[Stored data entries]
^^^^^^^^^^^^^^^^

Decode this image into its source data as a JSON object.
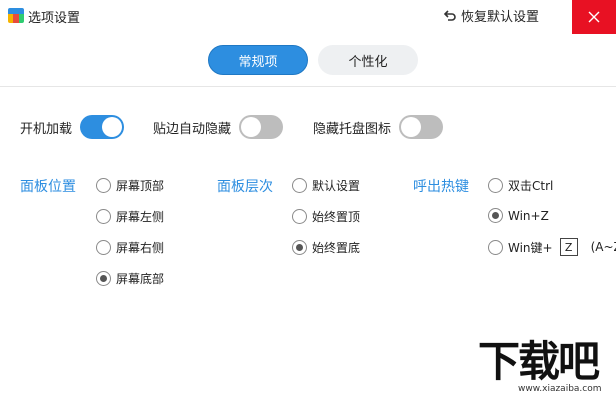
{
  "window": {
    "title": "选项设置",
    "restore_label": "恢复默认设置",
    "accent_color": "#2d8ee0",
    "close_color": "#e81123"
  },
  "tabs": [
    {
      "label": "常规项",
      "active": true
    },
    {
      "label": "个性化",
      "active": false
    }
  ],
  "toggles": [
    {
      "label": "开机加载",
      "on": true
    },
    {
      "label": "贴边自动隐藏",
      "on": false
    },
    {
      "label": "隐藏托盘图标",
      "on": false
    }
  ],
  "panel_position": {
    "title": "面板位置",
    "options": [
      {
        "label": "屏幕顶部",
        "checked": false
      },
      {
        "label": "屏幕左侧",
        "checked": false
      },
      {
        "label": "屏幕右侧",
        "checked": false
      },
      {
        "label": "屏幕底部",
        "checked": true
      }
    ]
  },
  "panel_layer": {
    "title": "面板层次",
    "options": [
      {
        "label": "默认设置",
        "checked": false
      },
      {
        "label": "始终置顶",
        "checked": false
      },
      {
        "label": "始终置底",
        "checked": true
      }
    ]
  },
  "hotkey": {
    "title": "呼出热键",
    "options": [
      {
        "label": "双击Ctrl",
        "checked": false
      },
      {
        "label": "Win+Z",
        "checked": true
      },
      {
        "label": "Win键+",
        "checked": false
      }
    ],
    "key_value": "Z",
    "key_hint": "(A~Z)"
  },
  "watermark": {
    "text": "下载吧",
    "url": "www.xiazaiba.com"
  }
}
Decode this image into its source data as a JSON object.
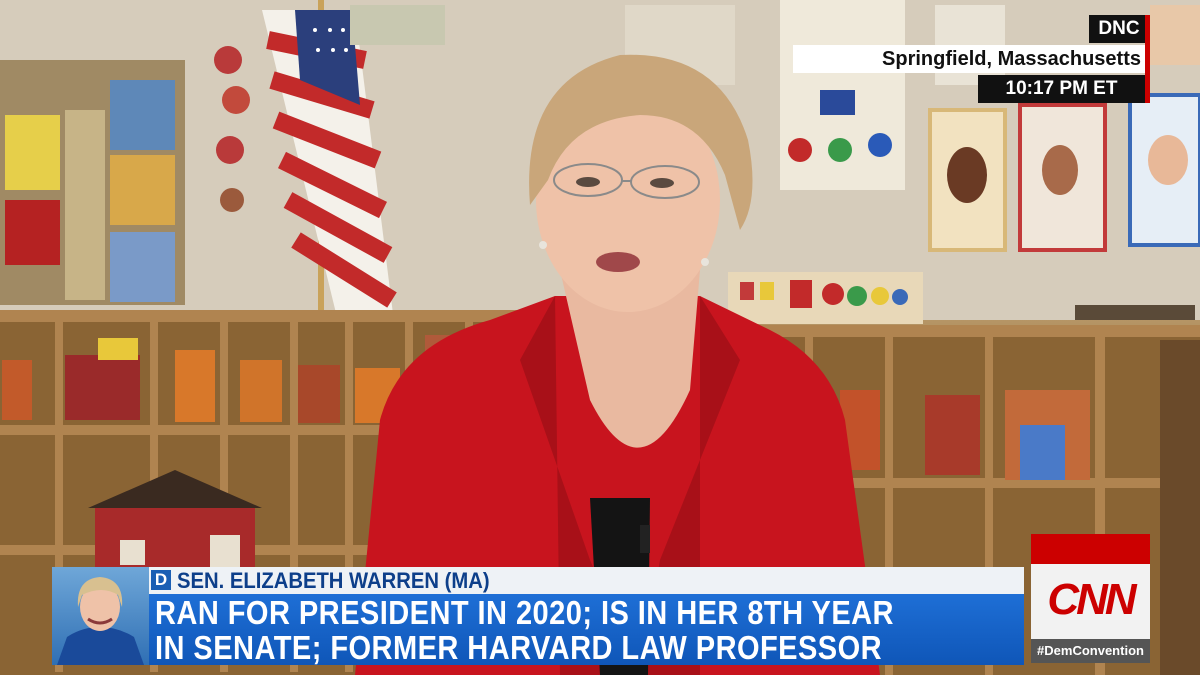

^^^^^^^^^^^^^^^^

§ **Task prompt**:
Copy the material exactly. Do not include the pictures.

§ **Solution**:
Decode this image into its source data as a JSON object.
{
  "window": {
    "title": "选项设置",
    "restore_label": "恢复默认设置",
    "accent_color": "#2d8ee0",
    "close_color": "#e81123"
  },
  "tabs": [
    {
      "label": "常规项",
      "active": true
    },
    {
      "label": "个性化",
      "active": false
    }
  ],
  "toggles": [
    {
      "label": "开机加载",
      "on": true
    },
    {
      "label": "贴边自动隐藏",
      "on": false
    },
    {
      "label": "隐藏托盘图标",
      "on": false
    }
  ],
  "panel_position": {
    "title": "面板位置",
    "options": [
      {
        "label": "屏幕顶部",
        "checked": false
      },
      {
        "label": "屏幕左侧",
        "checked": false
      },
      {
        "label": "屏幕右侧",
        "checked": false
      },
      {
        "label": "屏幕底部",
        "checked": true
      }
    ]
  },
  "panel_layer": {
    "title": "面板层次",
    "options": [
      {
        "label": "默认设置",
        "checked": false
      },
      {
        "label": "始终置顶",
        "checked": false
      },
      {
        "label": "始终置底",
        "checked": true
      }
    ]
  },
  "hotkey": {
    "title": "呼出热键",
    "options": [
      {
        "label": "双击Ctrl",
        "checked": false
      },
      {
        "label": "Win+Z",
        "checked": true
      },
      {
        "label": "Win键+",
        "checked": false
      }
    ],
    "key_value": "Z",
    "key_hint": "(A~Z)"
  },
  "watermark": {
    "text": "下载吧",
    "url": "www.xiazaiba.com"
  }
}
Decode this image into its source data as a JSON object.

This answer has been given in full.